Instruction:
Locate each line below that includes "Average" and reproduce it.

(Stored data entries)
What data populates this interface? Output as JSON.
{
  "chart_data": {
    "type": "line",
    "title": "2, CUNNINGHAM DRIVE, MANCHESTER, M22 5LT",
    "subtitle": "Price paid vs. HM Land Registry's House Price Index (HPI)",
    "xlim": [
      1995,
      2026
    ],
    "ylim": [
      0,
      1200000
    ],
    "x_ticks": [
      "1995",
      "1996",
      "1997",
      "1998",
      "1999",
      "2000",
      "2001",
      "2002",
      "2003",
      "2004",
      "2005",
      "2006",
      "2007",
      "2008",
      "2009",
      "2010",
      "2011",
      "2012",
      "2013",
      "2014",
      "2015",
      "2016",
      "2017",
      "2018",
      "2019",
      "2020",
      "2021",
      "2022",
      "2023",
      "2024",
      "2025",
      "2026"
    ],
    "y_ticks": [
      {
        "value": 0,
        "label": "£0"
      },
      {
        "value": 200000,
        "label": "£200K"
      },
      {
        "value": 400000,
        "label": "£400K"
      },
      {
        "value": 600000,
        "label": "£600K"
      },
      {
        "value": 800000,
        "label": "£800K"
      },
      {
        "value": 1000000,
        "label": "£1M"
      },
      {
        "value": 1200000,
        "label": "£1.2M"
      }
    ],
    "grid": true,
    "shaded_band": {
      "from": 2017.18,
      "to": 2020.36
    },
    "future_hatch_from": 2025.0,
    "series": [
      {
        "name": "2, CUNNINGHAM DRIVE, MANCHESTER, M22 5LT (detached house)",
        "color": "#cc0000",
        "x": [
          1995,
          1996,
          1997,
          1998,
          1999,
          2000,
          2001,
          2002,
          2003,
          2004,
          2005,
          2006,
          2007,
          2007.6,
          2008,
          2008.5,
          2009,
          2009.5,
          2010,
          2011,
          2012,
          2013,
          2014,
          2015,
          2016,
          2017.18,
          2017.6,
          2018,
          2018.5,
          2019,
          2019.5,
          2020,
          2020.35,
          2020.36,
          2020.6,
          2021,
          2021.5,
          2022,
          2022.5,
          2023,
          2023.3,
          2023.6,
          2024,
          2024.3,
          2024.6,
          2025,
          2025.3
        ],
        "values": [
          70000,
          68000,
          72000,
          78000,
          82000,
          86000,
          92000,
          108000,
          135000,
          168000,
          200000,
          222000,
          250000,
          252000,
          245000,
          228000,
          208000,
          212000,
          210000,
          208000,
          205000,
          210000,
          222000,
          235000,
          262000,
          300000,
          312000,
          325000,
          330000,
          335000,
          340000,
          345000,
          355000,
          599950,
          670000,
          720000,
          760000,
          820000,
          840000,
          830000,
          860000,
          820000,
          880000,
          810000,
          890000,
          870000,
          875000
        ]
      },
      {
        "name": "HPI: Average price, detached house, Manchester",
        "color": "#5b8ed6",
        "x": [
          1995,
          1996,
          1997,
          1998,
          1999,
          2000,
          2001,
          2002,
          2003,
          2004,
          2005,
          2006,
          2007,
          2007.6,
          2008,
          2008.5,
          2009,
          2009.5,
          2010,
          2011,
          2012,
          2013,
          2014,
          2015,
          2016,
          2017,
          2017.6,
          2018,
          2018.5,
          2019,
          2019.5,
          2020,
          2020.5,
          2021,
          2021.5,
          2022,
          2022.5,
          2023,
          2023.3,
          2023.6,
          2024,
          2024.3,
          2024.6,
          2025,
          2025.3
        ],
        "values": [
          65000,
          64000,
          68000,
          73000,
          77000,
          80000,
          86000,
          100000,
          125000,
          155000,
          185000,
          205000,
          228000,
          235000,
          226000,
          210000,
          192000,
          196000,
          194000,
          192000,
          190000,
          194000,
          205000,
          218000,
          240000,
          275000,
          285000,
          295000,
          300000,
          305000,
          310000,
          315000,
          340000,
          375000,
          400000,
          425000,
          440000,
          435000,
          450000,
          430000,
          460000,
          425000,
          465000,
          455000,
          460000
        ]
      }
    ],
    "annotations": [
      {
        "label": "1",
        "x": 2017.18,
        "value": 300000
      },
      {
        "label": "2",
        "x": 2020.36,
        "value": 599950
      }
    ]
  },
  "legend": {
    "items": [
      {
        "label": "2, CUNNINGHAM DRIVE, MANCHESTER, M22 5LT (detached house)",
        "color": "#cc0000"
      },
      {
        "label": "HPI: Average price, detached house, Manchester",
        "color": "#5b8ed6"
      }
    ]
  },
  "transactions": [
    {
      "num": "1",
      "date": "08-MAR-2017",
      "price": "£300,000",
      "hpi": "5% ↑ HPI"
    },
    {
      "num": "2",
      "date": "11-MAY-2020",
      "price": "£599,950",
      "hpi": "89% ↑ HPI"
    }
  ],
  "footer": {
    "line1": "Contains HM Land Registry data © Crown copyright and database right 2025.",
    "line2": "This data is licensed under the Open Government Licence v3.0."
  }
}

Answer to the exercise:
        "name": "HPI: Average price, detached house, Manchester",
        "label": "HPI: Average price, detached house, Manchester",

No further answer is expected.